• Task instructions: Without including any images, reproduce each entry exactly.

• Saved data entries:
========================================================================

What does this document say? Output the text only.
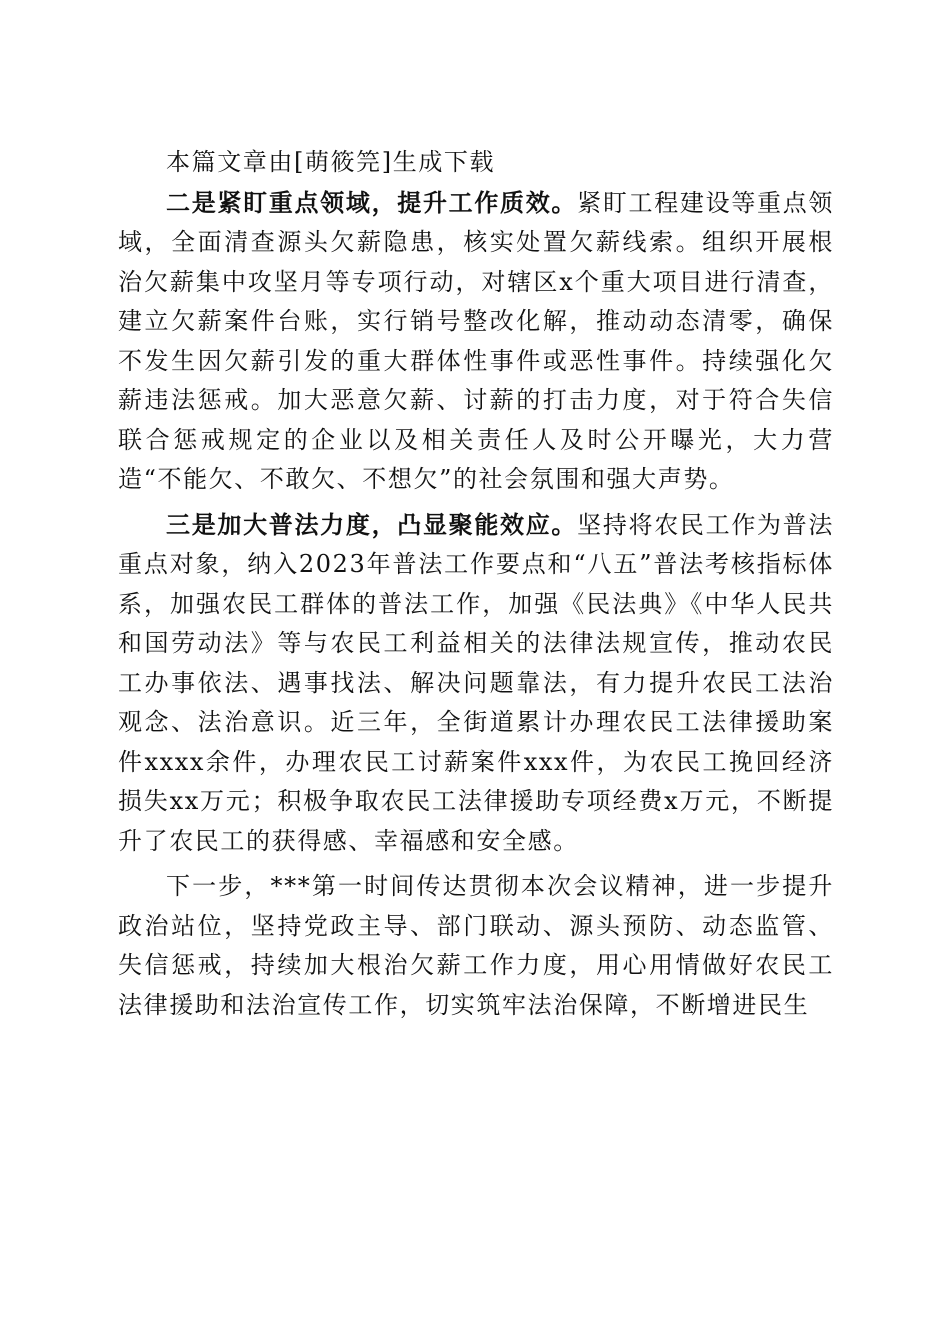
本篇文章由[萌筱笎]生成下载

二是紧盯重点领域，提升工作质效。紧盯工程建设等重点领域，全面清查源头欠薪隐患，核实处置欠薪线索。组织开展根治欠薪集中攻坚月等专项行动，对辖区x个重大项目进行清查，建立欠薪案件台账，实行销号整改化解，推动动态清零，确保不发生因欠薪引发的重大群体性事件或恶性事件。持续强化欠薪违法惩戒。加大恶意欠薪、讨薪的打击力度，对于符合失信联合惩戒规定的企业以及相关责任人及时公开曝光，大力营造“不能欠、不敢欠、不想欠”的社会氛围和强大声势。

三是加大普法力度，凸显聚能效应。坚持将农民工作为普法重点对象，纳入2023年普法工作要点和“八五”普法考核指标体系，加强农民工群体的普法工作，加强《民法典》《中华人民共和国劳动法》等与农民工利益相关的法律法规宣传，推动农民工办事依法、遇事找法、解决问题靠法，有力提升农民工法治观念、法治意识。近三年，全街道累计办理农民工法律援助案件xxxx余件，办理农民工讨薪案件xxx件，为农民工挽回经济损失xx万元；积极争取农民工法律援助专项经费x万元，不断提升了农民工的获得感、幸福感和安全感。

下一步，***第一时间传达贯彻本次会议精神，进一步提升政治站位，坚持党政主导、部门联动、源头预防、动态监管、失信惩戒，持续加大根治欠薪工作力度，用心用情做好农民工法律援助和法治宣传工作，切实筑牢法治保障，不断增进民生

========================================================================

• Task output:
What does this document say? Output the text only.
本篇文章由[萌筱笎]生成下载

二是紧盯重点领域，提升工作质效。紧盯工程建设等重点领域，全面清查源头欠薪隐患，核实处置欠薪线索。组织开展根治欠薪集中攻坚月等专项行动，对辖区x个重大项目进行清查，建立欠薪案件台账，实行销号整改化解，推动动态清零，确保不发生因欠薪引发的重大群体性事件或恶性事件。持续强化欠薪违法惩戒。加大恶意欠薪、讨薪的打击力度，对于符合失信联合惩戒规定的企业以及相关责任人及时公开曝光，大力营造“不能欠、不敢欠、不想欠”的社会氛围和强大声势。

三是加大普法力度，凸显聚能效应。坚持将农民工作为普法重点对象，纳入2023年普法工作要点和“八五”普法考核指标体系，加强农民工群体的普法工作，加强《民法典》《中华人民共和国劳动法》等与农民工利益相关的法律法规宣传，推动农民工办事依法、遇事找法、解决问题靠法，有力提升农民工法治观念、法治意识。近三年，全街道累计办理农民工法律援助案件xxxx余件，办理农民工讨薪案件xxx件，为农民工挽回经济损失xx万元；积极争取农民工法律援助专项经费x万元，不断提升了农民工的获得感、幸福感和安全感。

下一步，***第一时间传达贯彻本次会议精神，进一步提升政治站位，坚持党政主导、部门联动、源头预防、动态监管、失信惩戒，持续加大根治欠薪工作力度，用心用情做好农民工法律援助和法治宣传工作，切实筑牢法治保障，不断增进民生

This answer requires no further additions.